Raw records:
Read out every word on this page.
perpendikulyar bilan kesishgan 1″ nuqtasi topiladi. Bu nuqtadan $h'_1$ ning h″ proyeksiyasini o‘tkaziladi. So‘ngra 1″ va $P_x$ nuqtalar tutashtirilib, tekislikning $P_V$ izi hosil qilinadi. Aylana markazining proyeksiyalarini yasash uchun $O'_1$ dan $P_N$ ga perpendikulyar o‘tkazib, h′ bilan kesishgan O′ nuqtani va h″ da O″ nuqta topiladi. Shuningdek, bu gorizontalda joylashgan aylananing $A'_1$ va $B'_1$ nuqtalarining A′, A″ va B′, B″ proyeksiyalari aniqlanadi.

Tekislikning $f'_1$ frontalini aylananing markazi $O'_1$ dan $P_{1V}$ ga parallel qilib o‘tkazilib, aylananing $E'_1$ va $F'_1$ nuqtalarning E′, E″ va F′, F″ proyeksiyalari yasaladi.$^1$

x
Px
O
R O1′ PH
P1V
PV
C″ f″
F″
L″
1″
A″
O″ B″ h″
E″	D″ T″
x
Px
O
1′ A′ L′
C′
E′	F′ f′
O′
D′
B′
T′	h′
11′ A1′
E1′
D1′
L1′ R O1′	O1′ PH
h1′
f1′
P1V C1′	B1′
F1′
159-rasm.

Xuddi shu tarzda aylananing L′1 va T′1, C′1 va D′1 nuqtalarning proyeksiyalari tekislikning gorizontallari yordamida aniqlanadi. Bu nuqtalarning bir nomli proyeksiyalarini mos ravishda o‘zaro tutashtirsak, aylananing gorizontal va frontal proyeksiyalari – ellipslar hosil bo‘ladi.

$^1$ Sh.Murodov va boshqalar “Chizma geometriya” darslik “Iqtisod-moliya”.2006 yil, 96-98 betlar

Exercise details:
Copy the data above in full, character for character.

The result:
Read out every word on this page.
perpendikulyar bilan kesishgan 1″ nuqtasi topiladi. Bu nuqtadan $h'_1$ ning h″ proyeksiyasini o‘tkaziladi. So‘ngra 1″ va $P_x$ nuqtalar tutashtirilib, tekislikning $P_V$ izi hosil qilinadi. Aylana markazining proyeksiyalarini yasash uchun $O'_1$ dan $P_N$ ga perpendikulyar o‘tkazib, h′ bilan kesishgan O′ nuqtani va h″ da O″ nuqta topiladi. Shuningdek, bu gorizontalda joylashgan aylananing $A'_1$ va $B'_1$ nuqtalarining A′, A″ va B′, B″ proyeksiyalari aniqlanadi.

Tekislikning $f'_1$ frontalini aylananing markazi $O'_1$ dan $P_{1V}$ ga parallel qilib o‘tkazilib, aylananing $E'_1$ va $F'_1$ nuqtalarning E′, E″ va F′, F″ proyeksiyalari yasaladi.$^1$

x
Px
O
R O1′ PH
P1V
PV
C″ f″
F″
L″
1″
A″
O″ B″ h″
E″	D″ T″
x
Px
O
1′ A′ L′
C′
E′	F′ f′
O′
D′
B′
T′	h′
11′ A1′
E1′
D1′
L1′ R O1′	O1′ PH
h1′
f1′
P1V C1′	B1′
F1′
159-rasm.

Xuddi shu tarzda aylananing L′1 va T′1, C′1 va D′1 nuqtalarning proyeksiyalari tekislikning gorizontallari yordamida aniqlanadi. Bu nuqtalarning bir nomli proyeksiyalarini mos ravishda o‘zaro tutashtirsak, aylananing gorizontal va frontal proyeksiyalari – ellipslar hosil bo‘ladi.

$^1$ Sh.Murodov va boshqalar “Chizma geometriya” darslik “Iqtisod-moliya”.2006 yil, 96-98 betlar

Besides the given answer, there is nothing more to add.